• Stated task
Tell me how many lines hold "JSON", please, using only the number.

── Records supplied ──

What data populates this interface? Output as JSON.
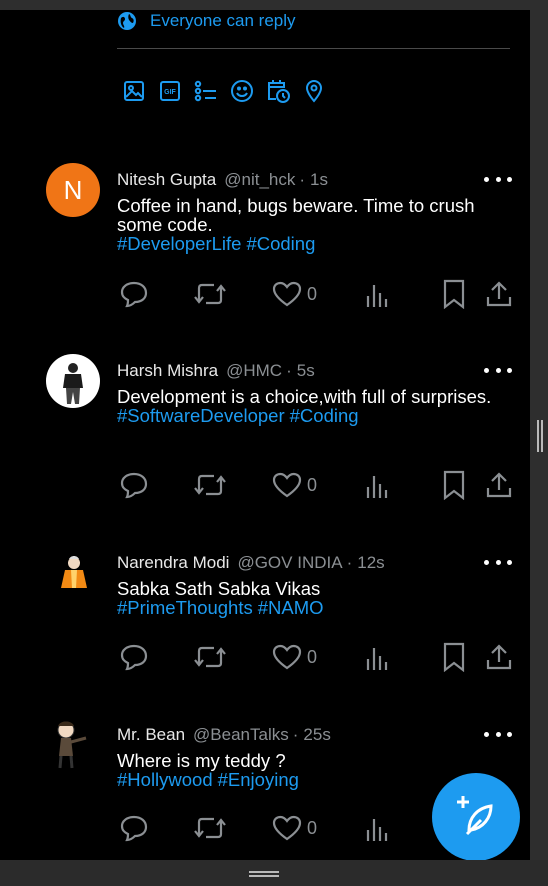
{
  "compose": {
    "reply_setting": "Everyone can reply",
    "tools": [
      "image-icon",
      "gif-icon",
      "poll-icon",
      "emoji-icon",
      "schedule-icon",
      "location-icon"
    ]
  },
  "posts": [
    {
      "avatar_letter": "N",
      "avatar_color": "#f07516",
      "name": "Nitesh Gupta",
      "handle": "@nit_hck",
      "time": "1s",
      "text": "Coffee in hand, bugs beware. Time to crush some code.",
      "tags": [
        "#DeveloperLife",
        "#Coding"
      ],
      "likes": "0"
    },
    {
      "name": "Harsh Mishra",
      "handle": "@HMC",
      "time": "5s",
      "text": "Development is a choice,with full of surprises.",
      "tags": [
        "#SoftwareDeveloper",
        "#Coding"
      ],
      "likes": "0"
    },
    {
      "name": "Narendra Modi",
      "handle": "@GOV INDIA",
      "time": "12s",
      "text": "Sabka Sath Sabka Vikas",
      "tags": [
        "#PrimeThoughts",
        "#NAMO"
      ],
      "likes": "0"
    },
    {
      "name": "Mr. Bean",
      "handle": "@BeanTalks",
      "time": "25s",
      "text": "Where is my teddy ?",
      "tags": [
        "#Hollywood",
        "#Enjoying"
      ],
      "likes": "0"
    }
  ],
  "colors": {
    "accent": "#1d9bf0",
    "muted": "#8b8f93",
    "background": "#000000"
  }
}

───
── Records supplied ──

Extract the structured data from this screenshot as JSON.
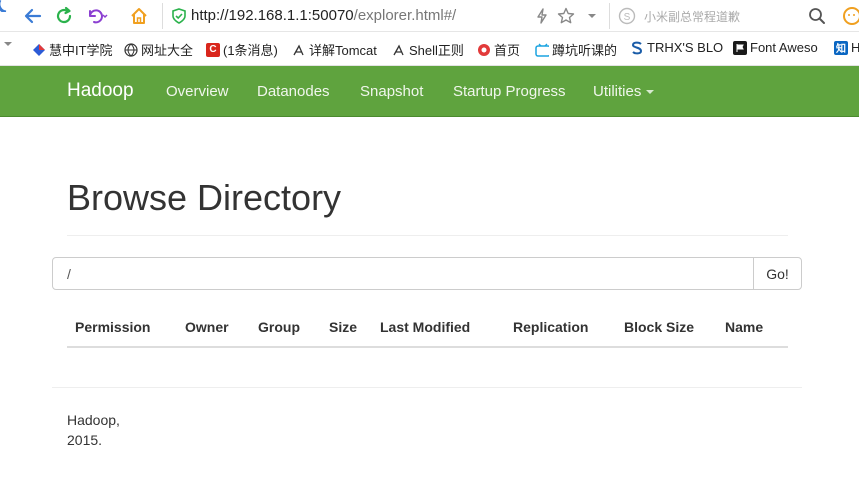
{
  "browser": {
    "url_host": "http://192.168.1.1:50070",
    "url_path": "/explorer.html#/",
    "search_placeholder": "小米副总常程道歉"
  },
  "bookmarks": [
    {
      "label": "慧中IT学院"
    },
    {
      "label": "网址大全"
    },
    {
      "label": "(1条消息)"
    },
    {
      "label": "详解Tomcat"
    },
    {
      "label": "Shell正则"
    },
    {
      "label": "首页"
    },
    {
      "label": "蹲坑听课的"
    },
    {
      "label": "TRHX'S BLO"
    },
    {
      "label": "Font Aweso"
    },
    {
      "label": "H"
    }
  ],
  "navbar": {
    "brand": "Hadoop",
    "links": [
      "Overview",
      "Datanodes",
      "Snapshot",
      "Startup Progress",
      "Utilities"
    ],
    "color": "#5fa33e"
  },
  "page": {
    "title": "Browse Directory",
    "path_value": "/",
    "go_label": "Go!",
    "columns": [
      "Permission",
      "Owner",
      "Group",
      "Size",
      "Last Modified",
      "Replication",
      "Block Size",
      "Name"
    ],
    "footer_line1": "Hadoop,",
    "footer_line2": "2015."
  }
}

───

• Final answer
2